***** PROVIDED INFORMATION *****
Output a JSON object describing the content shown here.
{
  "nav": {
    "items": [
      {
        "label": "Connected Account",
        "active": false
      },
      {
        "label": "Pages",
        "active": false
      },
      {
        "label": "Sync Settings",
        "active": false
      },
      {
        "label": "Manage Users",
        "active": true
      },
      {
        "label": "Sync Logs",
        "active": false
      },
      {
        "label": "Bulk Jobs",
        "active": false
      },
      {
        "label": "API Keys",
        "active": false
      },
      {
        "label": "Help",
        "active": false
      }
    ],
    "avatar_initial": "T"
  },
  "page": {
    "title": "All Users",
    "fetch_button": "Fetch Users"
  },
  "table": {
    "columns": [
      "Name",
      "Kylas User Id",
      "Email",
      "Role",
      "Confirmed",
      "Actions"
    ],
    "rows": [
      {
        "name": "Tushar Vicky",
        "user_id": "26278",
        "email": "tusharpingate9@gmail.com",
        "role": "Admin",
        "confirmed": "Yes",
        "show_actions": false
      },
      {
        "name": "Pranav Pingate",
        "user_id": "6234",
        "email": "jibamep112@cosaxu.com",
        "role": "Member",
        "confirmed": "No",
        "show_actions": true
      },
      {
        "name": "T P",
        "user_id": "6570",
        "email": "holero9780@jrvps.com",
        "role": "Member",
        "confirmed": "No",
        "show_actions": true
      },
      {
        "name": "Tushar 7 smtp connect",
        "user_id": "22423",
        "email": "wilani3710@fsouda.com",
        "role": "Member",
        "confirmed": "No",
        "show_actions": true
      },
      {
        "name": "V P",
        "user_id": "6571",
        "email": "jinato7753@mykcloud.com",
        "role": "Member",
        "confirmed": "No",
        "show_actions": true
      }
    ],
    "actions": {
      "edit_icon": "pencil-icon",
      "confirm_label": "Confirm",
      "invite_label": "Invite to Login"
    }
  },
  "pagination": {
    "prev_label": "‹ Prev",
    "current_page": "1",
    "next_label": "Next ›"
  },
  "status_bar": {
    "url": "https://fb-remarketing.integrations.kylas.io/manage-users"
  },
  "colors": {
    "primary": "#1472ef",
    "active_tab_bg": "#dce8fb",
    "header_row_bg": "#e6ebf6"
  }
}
*****
Each line that has the word "Sync" should be copied.

        "label": "Sync Settings",
        "label": "Sync Logs",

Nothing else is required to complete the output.